(Dataset items)

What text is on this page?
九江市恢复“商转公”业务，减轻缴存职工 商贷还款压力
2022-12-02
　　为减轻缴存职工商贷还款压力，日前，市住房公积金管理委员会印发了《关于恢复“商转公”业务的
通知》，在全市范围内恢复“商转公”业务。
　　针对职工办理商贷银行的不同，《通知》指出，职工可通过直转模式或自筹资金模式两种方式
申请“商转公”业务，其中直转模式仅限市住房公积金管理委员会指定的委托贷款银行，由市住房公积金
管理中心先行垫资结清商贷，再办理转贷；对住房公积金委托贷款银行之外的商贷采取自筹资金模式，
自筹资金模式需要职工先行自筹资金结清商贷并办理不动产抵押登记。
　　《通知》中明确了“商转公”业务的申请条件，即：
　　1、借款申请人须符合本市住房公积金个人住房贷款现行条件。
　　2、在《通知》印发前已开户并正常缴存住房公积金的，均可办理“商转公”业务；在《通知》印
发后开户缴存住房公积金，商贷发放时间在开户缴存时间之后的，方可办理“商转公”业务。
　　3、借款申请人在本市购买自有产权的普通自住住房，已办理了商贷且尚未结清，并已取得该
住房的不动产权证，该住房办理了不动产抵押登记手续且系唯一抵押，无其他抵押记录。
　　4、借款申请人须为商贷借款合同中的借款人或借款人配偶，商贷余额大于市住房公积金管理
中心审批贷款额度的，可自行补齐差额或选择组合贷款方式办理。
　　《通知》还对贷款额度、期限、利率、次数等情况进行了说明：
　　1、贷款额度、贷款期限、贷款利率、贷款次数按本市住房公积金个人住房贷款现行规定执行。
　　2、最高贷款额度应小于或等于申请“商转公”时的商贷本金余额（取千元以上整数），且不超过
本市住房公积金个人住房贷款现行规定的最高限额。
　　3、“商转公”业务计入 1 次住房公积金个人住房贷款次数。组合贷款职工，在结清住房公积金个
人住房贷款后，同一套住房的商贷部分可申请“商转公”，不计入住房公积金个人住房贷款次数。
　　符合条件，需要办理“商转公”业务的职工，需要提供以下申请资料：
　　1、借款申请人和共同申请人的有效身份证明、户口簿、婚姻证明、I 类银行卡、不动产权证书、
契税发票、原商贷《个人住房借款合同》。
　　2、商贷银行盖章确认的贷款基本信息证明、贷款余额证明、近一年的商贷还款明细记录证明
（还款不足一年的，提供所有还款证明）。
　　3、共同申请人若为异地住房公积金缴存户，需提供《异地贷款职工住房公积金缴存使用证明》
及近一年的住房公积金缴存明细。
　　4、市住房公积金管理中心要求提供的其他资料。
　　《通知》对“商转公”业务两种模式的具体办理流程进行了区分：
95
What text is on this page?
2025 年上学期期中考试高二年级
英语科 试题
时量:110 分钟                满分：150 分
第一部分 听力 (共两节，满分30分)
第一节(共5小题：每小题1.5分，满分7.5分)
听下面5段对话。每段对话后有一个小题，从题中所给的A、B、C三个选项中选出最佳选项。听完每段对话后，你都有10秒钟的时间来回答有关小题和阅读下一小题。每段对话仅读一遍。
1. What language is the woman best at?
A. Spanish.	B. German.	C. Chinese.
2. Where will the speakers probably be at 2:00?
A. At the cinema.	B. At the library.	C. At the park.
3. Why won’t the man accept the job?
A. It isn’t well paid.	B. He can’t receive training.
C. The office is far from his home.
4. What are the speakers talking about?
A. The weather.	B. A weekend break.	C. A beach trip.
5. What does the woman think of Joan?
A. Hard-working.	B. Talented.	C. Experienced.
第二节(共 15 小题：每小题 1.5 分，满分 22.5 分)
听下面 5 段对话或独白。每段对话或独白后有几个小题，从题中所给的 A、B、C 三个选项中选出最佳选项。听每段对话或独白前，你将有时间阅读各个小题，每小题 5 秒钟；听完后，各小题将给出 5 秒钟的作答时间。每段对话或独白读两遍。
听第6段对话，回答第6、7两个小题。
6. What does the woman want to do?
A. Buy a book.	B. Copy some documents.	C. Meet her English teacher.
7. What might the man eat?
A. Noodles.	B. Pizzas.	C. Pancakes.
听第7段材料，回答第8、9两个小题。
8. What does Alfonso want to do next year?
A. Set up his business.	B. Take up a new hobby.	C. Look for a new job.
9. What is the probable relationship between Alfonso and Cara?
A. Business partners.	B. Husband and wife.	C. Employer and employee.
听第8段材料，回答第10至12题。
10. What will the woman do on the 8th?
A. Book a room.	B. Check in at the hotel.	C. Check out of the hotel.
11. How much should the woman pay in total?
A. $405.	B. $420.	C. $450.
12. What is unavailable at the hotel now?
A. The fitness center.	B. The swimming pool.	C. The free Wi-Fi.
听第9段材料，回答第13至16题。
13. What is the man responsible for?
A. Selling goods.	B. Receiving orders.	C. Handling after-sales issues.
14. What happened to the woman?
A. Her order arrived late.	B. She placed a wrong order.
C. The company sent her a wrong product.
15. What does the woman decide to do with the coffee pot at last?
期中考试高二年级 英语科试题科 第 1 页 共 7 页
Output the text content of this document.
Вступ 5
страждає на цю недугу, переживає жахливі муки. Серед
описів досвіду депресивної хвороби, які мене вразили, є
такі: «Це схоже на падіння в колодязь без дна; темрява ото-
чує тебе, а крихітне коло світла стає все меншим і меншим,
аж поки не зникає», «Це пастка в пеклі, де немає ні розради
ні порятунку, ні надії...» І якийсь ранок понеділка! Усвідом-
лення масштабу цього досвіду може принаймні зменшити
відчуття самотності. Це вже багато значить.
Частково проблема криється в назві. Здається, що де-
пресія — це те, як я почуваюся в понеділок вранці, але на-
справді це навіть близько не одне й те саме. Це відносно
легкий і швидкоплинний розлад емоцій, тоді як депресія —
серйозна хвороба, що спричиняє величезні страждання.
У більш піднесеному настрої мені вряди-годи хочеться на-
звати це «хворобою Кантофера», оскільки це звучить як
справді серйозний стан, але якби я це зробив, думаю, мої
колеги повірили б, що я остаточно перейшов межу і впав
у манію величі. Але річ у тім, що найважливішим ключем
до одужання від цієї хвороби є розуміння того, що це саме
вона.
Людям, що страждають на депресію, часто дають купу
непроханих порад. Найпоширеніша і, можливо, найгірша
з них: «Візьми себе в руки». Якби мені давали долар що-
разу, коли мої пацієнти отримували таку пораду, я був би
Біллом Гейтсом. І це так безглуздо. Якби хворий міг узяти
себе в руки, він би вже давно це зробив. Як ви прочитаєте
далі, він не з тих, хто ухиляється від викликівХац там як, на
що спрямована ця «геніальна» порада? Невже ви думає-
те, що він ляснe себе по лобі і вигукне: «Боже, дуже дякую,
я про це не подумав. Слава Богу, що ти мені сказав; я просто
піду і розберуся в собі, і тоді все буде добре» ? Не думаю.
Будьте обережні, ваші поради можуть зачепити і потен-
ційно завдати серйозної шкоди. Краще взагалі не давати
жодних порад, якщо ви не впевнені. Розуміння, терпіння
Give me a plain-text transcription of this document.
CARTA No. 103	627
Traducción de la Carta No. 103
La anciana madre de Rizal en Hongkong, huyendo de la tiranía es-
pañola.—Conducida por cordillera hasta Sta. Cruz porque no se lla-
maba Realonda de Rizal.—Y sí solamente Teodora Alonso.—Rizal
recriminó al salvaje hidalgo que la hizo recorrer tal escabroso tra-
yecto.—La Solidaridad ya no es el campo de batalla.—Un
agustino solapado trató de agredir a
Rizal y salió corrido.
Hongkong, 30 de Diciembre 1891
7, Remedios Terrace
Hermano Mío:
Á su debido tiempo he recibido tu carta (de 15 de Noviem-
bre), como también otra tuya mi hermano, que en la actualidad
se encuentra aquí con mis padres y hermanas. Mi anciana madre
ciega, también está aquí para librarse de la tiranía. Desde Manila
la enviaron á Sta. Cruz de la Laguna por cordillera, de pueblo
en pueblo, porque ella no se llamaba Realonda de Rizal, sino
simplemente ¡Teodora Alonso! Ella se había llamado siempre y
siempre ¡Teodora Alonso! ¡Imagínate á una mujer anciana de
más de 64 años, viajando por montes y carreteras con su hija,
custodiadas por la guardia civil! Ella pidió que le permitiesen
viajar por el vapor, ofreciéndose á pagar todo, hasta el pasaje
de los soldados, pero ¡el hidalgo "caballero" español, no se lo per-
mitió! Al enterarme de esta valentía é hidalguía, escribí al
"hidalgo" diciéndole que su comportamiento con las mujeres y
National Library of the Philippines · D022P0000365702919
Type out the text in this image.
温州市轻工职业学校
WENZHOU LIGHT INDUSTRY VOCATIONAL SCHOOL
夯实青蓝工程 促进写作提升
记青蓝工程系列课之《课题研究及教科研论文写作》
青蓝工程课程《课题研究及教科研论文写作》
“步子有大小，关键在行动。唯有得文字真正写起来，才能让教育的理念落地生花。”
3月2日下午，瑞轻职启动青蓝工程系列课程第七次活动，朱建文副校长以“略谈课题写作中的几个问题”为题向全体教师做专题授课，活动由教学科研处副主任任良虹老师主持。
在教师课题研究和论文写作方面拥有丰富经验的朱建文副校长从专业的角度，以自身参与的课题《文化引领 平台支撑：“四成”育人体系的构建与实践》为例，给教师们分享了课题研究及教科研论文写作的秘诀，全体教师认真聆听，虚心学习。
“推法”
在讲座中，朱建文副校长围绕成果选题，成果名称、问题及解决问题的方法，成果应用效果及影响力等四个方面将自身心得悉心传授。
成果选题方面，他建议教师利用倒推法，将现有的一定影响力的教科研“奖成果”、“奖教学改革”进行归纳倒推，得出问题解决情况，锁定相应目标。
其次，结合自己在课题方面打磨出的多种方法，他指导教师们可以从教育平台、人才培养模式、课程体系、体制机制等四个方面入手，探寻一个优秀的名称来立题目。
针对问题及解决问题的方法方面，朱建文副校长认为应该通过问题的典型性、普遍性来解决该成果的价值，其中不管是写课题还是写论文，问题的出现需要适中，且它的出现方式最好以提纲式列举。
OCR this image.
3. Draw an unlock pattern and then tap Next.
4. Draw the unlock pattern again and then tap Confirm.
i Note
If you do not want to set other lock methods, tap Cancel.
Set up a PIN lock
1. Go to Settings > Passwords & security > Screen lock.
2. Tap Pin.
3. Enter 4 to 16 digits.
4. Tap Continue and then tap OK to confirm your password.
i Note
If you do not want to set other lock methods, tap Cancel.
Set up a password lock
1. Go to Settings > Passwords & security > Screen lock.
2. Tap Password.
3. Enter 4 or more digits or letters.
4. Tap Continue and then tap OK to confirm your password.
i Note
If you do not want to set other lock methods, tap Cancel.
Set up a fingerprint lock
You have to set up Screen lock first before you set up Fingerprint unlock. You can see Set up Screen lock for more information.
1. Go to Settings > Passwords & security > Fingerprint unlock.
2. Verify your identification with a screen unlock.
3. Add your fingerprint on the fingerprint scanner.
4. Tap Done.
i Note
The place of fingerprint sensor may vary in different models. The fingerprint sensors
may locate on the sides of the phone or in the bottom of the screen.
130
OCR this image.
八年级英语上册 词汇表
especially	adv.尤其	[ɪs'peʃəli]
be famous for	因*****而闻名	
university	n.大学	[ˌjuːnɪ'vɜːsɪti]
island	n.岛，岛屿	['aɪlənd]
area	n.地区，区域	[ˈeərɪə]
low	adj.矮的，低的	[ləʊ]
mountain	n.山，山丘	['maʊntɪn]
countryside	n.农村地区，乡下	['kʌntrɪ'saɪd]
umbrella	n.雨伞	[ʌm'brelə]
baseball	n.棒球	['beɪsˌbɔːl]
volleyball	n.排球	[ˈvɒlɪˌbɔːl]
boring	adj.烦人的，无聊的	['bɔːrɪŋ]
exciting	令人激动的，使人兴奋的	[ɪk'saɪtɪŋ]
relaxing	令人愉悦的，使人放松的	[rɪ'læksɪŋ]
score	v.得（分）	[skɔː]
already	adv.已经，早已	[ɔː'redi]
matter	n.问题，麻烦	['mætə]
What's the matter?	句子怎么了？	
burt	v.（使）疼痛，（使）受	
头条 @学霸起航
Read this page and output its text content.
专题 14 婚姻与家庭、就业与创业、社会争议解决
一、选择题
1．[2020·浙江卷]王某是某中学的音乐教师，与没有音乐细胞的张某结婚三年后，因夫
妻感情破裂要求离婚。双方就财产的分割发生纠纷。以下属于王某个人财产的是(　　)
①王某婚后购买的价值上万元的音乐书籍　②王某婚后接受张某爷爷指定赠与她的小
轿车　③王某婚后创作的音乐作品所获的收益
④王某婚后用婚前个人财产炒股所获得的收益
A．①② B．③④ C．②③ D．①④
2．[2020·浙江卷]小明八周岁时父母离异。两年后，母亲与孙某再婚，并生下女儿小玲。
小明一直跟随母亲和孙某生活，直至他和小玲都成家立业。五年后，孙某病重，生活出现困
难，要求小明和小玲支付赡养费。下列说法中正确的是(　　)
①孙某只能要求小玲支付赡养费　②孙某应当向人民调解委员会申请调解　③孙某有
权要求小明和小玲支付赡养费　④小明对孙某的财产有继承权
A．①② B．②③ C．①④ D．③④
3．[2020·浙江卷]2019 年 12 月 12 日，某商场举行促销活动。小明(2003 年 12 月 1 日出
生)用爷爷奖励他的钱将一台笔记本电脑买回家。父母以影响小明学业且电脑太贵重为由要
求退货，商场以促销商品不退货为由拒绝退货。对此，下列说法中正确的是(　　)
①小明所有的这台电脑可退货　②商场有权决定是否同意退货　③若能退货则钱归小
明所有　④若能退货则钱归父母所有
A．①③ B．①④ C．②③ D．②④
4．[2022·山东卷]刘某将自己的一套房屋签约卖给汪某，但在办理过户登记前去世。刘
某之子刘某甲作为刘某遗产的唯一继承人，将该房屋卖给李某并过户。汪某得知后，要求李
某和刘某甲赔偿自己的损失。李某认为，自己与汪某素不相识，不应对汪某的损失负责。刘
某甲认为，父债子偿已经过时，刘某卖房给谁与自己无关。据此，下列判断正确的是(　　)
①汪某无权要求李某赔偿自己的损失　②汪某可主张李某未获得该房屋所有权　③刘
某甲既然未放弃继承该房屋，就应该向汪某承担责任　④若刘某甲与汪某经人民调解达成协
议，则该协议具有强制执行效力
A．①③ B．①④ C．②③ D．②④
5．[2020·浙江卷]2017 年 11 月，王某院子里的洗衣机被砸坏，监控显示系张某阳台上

◆ Do this
State the count of lines with the word "руки" in them, and write nothing else.

◆ Full response
2